• _What you will do_
Return all lines below containing the word "Brise".

____ Source data

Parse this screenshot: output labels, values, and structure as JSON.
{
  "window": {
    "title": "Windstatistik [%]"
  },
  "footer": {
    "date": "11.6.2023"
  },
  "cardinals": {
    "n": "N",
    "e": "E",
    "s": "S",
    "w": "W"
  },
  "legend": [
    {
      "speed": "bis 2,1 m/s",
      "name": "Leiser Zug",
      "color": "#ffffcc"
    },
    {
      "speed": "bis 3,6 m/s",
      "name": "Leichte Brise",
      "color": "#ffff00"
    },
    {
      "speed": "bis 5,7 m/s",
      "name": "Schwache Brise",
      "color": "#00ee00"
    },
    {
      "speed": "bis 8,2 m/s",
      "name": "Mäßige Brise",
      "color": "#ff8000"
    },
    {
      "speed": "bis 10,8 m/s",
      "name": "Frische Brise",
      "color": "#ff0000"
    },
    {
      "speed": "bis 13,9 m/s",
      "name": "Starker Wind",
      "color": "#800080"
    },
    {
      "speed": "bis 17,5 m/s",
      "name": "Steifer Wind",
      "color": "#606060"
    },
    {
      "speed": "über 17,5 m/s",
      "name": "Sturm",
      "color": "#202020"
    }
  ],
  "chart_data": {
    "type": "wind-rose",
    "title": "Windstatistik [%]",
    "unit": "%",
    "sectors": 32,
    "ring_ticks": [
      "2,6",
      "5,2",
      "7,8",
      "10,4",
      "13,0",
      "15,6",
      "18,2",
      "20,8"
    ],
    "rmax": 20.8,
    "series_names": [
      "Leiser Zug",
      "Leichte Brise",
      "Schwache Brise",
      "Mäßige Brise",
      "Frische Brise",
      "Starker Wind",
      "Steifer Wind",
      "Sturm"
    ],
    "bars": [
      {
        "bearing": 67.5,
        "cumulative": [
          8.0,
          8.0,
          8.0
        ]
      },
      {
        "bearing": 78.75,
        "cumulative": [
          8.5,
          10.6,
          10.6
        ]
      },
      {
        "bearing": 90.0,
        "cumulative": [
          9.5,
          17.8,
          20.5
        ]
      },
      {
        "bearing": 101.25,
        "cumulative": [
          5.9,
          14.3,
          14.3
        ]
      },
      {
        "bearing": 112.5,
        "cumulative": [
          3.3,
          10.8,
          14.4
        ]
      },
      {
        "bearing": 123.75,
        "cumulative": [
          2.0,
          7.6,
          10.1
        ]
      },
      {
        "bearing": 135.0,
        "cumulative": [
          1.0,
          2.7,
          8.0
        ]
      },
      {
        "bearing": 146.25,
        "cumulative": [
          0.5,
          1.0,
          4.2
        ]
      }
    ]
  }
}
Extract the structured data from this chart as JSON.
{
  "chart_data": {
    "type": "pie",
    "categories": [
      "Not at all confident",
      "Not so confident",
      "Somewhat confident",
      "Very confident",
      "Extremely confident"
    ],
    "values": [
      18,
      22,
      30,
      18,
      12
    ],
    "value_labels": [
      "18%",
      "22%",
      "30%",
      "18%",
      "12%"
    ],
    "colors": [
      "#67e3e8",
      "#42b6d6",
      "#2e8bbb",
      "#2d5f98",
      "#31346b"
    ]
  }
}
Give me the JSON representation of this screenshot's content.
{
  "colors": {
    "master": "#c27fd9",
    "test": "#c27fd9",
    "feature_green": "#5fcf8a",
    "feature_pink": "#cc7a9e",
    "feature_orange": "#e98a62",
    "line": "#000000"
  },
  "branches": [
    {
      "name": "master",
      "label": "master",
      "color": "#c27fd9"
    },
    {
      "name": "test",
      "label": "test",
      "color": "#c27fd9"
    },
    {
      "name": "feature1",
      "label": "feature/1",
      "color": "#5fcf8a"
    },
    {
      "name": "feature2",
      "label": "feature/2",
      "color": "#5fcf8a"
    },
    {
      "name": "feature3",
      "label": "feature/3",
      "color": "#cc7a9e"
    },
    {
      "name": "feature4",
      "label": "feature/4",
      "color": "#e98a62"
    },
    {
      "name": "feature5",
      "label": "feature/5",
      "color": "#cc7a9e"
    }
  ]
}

________

• _Response to this exercise_
      "name": "Leichte Brise",
      "name": "Schwache Brise",
      "name": "Mäßige Brise",
      "name": "Frische Brise",
      "Leichte Brise",
      "Schwache Brise",
      "Mäßige Brise",
      "Frische Brise",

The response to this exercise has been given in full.